▶ [Do this]: Work out how many lines contain "color". Reply with the count alone.

▶ [Given records]:
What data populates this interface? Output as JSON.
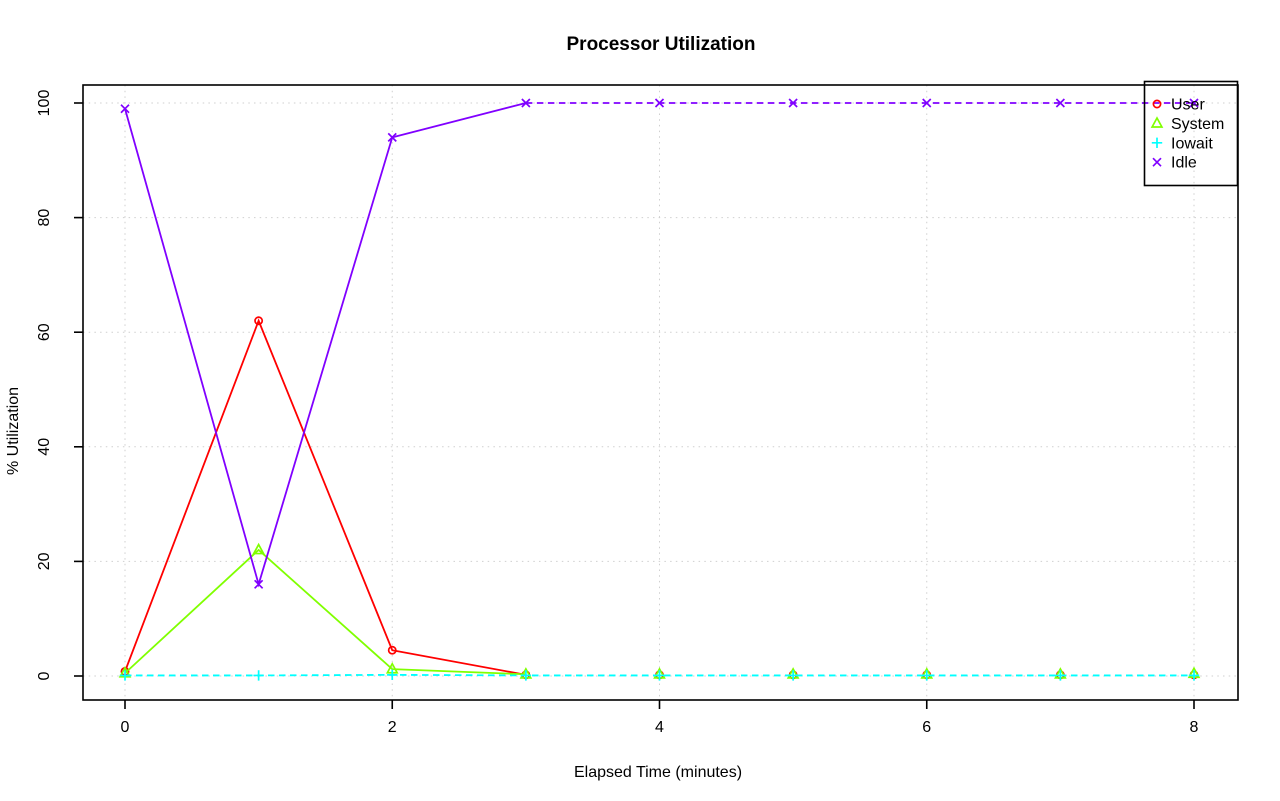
{
  "chart_data": {
    "type": "line",
    "title": "Processor Utilization",
    "xlabel": "Elapsed Time (minutes)",
    "ylabel": "% Utilization",
    "x": [
      0,
      1,
      2,
      3,
      4,
      5,
      6,
      7,
      8
    ],
    "xlim": [
      0,
      8
    ],
    "ylim": [
      0,
      100
    ],
    "x_ticks": [
      0,
      2,
      4,
      6,
      8
    ],
    "y_ticks": [
      0,
      20,
      40,
      60,
      80,
      100
    ],
    "grid": "dotted both axes, light gray",
    "legend_position": "top-right",
    "background": "#ffffff",
    "series": [
      {
        "name": "User",
        "color": "#FF0000",
        "marker": "circle",
        "values": [
          0.8,
          62,
          4.5,
          0.2,
          0.2,
          0.2,
          0.2,
          0.2,
          0.2
        ],
        "segments": [
          {
            "from": 0,
            "to": 3,
            "style": "solid"
          }
        ]
      },
      {
        "name": "System",
        "color": "#80FF00",
        "marker": "triangle",
        "values": [
          0.5,
          22,
          1.2,
          0.3,
          0.3,
          0.3,
          0.3,
          0.3,
          0.4
        ],
        "segments": [
          {
            "from": 0,
            "to": 3,
            "style": "solid"
          }
        ]
      },
      {
        "name": "Iowait",
        "color": "#00FFFF",
        "marker": "plus",
        "values": [
          0.1,
          0.1,
          0.2,
          0.1,
          0.1,
          0.1,
          0.1,
          0.1,
          0.1
        ],
        "segments": [
          {
            "from": 0,
            "to": 8,
            "style": "dashed"
          }
        ]
      },
      {
        "name": "Idle",
        "color": "#8000FF",
        "marker": "x",
        "values": [
          99,
          16,
          94,
          100,
          100,
          100,
          100,
          100,
          100
        ],
        "segments": [
          {
            "from": 0,
            "to": 3,
            "style": "solid"
          },
          {
            "from": 3,
            "to": 8,
            "style": "dashed"
          }
        ]
      }
    ],
    "legend": {
      "entries": [
        "User",
        "System",
        "Iowait",
        "Idle"
      ],
      "border": "#000000"
    }
  }
}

▶ [The completed task]: 4